Work instructions.
Below is a set of records. Repeat all of them exactly.

Data supplied.
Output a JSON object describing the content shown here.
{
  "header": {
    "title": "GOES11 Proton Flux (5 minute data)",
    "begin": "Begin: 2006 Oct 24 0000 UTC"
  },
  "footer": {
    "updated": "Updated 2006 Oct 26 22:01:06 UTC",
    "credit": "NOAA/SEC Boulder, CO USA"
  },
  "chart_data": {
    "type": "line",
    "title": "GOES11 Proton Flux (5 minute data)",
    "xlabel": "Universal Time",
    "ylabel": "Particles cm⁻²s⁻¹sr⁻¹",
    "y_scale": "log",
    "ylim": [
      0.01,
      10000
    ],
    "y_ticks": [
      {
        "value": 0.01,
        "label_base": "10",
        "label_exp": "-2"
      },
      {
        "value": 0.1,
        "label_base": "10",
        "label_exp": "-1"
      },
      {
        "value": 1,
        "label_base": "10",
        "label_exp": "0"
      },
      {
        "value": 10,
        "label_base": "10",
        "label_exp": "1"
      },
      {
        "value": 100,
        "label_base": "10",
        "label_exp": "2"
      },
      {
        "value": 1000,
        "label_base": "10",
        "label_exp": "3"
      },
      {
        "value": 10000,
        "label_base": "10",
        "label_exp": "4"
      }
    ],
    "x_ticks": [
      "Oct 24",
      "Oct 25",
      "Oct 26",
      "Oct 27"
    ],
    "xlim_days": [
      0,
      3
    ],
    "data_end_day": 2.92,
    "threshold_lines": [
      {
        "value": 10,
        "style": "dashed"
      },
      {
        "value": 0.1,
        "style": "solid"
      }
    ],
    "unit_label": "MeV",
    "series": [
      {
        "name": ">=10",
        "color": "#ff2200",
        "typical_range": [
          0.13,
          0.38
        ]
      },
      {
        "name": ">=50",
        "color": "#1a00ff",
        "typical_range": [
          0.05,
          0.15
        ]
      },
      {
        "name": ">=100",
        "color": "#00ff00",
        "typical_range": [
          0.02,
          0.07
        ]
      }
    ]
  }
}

Complete response.
Output a JSON object describing the content shown here.
{
  "header": {
    "title": "GOES11 Proton Flux (5 minute data)",
    "begin": "Begin: 2006 Oct 24 0000 UTC"
  },
  "footer": {
    "updated": "Updated 2006 Oct 26 22:01:06 UTC",
    "credit": "NOAA/SEC Boulder, CO USA"
  },
  "chart_data": {
    "type": "line",
    "title": "GOES11 Proton Flux (5 minute data)",
    "xlabel": "Universal Time",
    "ylabel": "Particles cm⁻²s⁻¹sr⁻¹",
    "y_scale": "log",
    "ylim": [
      0.01,
      10000
    ],
    "y_ticks": [
      {
        "value": 0.01,
        "label_base": "10",
        "label_exp": "-2"
      },
      {
        "value": 0.1,
        "label_base": "10",
        "label_exp": "-1"
      },
      {
        "value": 1,
        "label_base": "10",
        "label_exp": "0"
      },
      {
        "value": 10,
        "label_base": "10",
        "label_exp": "1"
      },
      {
        "value": 100,
        "label_base": "10",
        "label_exp": "2"
      },
      {
        "value": 1000,
        "label_base": "10",
        "label_exp": "3"
      },
      {
        "value": 10000,
        "label_base": "10",
        "label_exp": "4"
      }
    ],
    "x_ticks": [
      "Oct 24",
      "Oct 25",
      "Oct 26",
      "Oct 27"
    ],
    "xlim_days": [
      0,
      3
    ],
    "data_end_day": 2.92,
    "threshold_lines": [
      {
        "value": 10,
        "style": "dashed"
      },
      {
        "value": 0.1,
        "style": "solid"
      }
    ],
    "unit_label": "MeV",
    "series": [
      {
        "name": ">=10",
        "color": "#ff2200",
        "typical_range": [
          0.13,
          0.38
        ]
      },
      {
        "name": ">=50",
        "color": "#1a00ff",
        "typical_range": [
          0.05,
          0.15
        ]
      },
      {
        "name": ">=100",
        "color": "#00ff00",
        "typical_range": [
          0.02,
          0.07
        ]
      }
    ]
  }
}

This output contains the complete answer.